> [Task brief]:
Convert every line of the records below into a JSON list of strings, one string per line, and leave out any blank lines.

______

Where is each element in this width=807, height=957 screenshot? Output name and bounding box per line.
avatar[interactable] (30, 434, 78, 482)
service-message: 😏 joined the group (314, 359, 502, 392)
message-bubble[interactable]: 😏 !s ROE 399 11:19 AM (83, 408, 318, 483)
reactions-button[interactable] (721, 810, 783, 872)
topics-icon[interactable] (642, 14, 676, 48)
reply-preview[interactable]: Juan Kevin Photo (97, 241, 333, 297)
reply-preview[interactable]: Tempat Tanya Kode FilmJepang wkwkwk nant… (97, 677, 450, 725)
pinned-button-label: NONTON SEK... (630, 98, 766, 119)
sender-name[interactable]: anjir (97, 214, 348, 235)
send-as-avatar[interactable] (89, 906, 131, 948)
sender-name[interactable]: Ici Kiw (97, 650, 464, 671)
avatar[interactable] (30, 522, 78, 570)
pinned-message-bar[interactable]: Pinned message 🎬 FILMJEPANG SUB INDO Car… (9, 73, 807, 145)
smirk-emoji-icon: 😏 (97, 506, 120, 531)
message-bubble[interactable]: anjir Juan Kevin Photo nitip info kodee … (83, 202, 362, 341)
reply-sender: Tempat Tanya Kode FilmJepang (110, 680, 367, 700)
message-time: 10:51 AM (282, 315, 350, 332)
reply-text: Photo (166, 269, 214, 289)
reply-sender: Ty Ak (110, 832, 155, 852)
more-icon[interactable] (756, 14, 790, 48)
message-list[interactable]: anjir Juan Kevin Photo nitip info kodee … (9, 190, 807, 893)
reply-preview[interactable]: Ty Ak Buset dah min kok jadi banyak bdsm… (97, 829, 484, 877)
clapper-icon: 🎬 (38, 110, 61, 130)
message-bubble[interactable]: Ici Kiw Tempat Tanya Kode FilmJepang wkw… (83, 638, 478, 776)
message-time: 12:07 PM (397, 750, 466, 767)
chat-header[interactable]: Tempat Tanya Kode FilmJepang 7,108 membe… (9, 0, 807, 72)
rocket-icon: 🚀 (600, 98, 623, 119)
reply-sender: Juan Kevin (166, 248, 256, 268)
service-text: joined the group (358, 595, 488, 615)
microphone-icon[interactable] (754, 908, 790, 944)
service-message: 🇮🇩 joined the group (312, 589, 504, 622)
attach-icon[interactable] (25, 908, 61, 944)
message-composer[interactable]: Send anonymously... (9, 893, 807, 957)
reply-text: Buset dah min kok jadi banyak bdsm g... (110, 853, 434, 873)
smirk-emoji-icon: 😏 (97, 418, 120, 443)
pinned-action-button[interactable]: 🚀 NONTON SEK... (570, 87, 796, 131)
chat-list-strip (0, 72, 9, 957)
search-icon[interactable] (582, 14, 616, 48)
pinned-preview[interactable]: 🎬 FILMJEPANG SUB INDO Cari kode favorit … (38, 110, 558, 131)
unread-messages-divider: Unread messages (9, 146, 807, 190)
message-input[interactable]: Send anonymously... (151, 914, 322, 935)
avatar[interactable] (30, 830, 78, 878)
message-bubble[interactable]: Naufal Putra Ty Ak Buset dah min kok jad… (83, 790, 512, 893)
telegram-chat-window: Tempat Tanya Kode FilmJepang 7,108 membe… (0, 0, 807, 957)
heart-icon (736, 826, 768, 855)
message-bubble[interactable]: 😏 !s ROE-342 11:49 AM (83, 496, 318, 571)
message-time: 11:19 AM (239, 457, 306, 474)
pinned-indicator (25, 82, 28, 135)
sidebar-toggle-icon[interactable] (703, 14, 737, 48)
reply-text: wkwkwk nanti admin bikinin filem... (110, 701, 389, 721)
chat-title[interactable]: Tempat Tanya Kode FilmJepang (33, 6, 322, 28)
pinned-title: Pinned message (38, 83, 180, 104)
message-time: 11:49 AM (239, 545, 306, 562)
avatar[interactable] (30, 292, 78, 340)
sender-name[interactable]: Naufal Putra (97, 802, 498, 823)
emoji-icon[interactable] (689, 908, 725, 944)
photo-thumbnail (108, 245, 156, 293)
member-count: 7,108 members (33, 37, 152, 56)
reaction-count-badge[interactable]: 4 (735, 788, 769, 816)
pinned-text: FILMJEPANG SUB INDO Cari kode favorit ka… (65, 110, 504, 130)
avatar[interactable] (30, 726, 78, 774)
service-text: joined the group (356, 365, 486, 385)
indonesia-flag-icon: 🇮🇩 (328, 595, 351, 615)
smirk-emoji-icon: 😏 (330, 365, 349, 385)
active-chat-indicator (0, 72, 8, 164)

______

> [Exercise result]:
[
  "Where is each element in this width=807, height=957 screenshot? Output name and bounding box per line.",
  "avatar[interactable] (30, 434, 78, 482)",
  "service-message: 😏 joined the group (314, 359, 502, 392)",
  "message-bubble[interactable]: 😏 !s ROE 399 11:19 AM (83, 408, 318, 483)",
  "reactions-button[interactable] (721, 810, 783, 872)",
  "topics-icon[interactable] (642, 14, 676, 48)",
  "reply-preview[interactable]: Juan Kevin Photo (97, 241, 333, 297)",
  "reply-preview[interactable]: Tempat Tanya Kode FilmJepang wkwkwk nant… (97, 677, 450, 725)",
  "pinned-button-label: NONTON SEK... (630, 98, 766, 119)",
  "sender-name[interactable]: anjir (97, 214, 348, 235)",
  "send-as-avatar[interactable] (89, 906, 131, 948)",
  "sender-name[interactable]: Ici Kiw (97, 650, 464, 671)",
  "avatar[interactable] (30, 522, 78, 570)",
  "pinned-message-bar[interactable]: Pinned message 🎬 FILMJEPANG SUB INDO Car… (9, 73, 807, 145)",
  "smirk-emoji-icon: 😏 (97, 506, 120, 531)",
  "message-bubble[interactable]: anjir Juan Kevin Photo nitip info kodee … (83, 202, 362, 341)",
  "reply-sender: Tempat Tanya Kode FilmJepang (110, 680, 367, 700)",
  "message-time: 10:51 AM (282, 315, 350, 332)",
  "reply-text: Photo (166, 269, 214, 289)",
  "reply-sender: Ty Ak (110, 832, 155, 852)",
  "more-icon[interactable] (756, 14, 790, 48)",
  "message-list[interactable]: anjir Juan Kevin Photo nitip info kodee … (9, 190, 807, 893)",
  "reply-preview[interactable]: Ty Ak Buset dah min kok jadi banyak bdsm… (97, 829, 484, 877)",
  "clapper-icon: 🎬 (38, 110, 61, 130)",
  "message-bubble[interactable]: Ici Kiw Tempat Tanya Kode FilmJepang wkw… (83, 638, 478, 776)",
  "message-time: 12:07 PM (397, 750, 466, 767)",
  "chat-header[interactable]: Tempat Tanya Kode FilmJepang 7,108 membe… (9, 0, 807, 72)",
  "rocket-icon: 🚀 (600, 98, 623, 119)",
  "reply-sender: Juan Kevin (166, 248, 256, 268)",
  "service-text: joined the group (358, 595, 488, 615)",
  "microphone-icon[interactable] (754, 908, 790, 944)",
  "service-message: 🇮🇩 joined the group (312, 589, 504, 622)",
  "attach-icon[interactable] (25, 908, 61, 944)",
  "message-composer[interactable]: Send anonymously... (9, 893, 807, 957)",
  "reply-text: Buset dah min kok jadi banyak bdsm g... (110, 853, 434, 873)",
  "smirk-emoji-icon: 😏 (97, 418, 120, 443)",
  "pinned-action-button[interactable]: 🚀 NONTON SEK... (570, 87, 796, 131)",
  "chat-list-strip (0, 72, 9, 957)",
  "search-icon[interactable] (582, 14, 616, 48)",
  "pinned-preview[interactable]: 🎬 FILMJEPANG SUB INDO Cari kode favorit … (38, 110, 558, 131)",
  "unread-messages-divider: Unread messages (9, 146, 807, 190)",
  "message-input[interactable]: Send anonymously... (151, 914, 322, 935)",
  "avatar[interactable] (30, 830, 78, 878)",
  "message-bubble[interactable]: Naufal Putra Ty Ak Buset dah min kok jad… (83, 790, 512, 893)",
  "telegram-chat-window: Tempat Tanya Kode FilmJepang 7,108 membe… (0, 0, 807, 957)",
  "heart-icon (736, 826, 768, 855)",
  "message-bubble[interactable]: 😏 !s ROE-342 11:49 AM (83, 496, 318, 571)",
  "message-time: 11:19 AM (239, 457, 306, 474)",
  "pinned-indicator (25, 82, 28, 135)",
  "sidebar-toggle-icon[interactable] (703, 14, 737, 48)",
  "reply-text: wkwkwk nanti admin bikinin filem... (110, 701, 389, 721)",
  "chat-title[interactable]: Tempat Tanya Kode FilmJepang (33, 6, 322, 28)",
  "pinned-title: Pinned message (38, 83, 180, 104)",
  "message-time: 11:49 AM (239, 545, 306, 562)",
  "avatar[interactable] (30, 292, 78, 340)",
  "sender-name[interactable]: Naufal Putra (97, 802, 498, 823)",
  "emoji-icon[interactable] (689, 908, 725, 944)",
  "photo-thumbnail (108, 245, 156, 293)",
  "member-count: 7,108 members (33, 37, 152, 56)",
  "reaction-count-badge[interactable]: 4 (735, 788, 769, 816)",
  "pinned-text: FILMJEPANG SUB INDO Cari kode favorit ka… (65, 110, 504, 130)",
  "avatar[interactable] (30, 726, 78, 774)",
  "service-text: joined the group (356, 365, 486, 385)",
  "indonesia-flag-icon: 🇮🇩 (328, 595, 351, 615)",
  "smirk-emoji-icon: 😏 (330, 365, 349, 385)",
  "active-chat-indicator (0, 72, 8, 164)"
]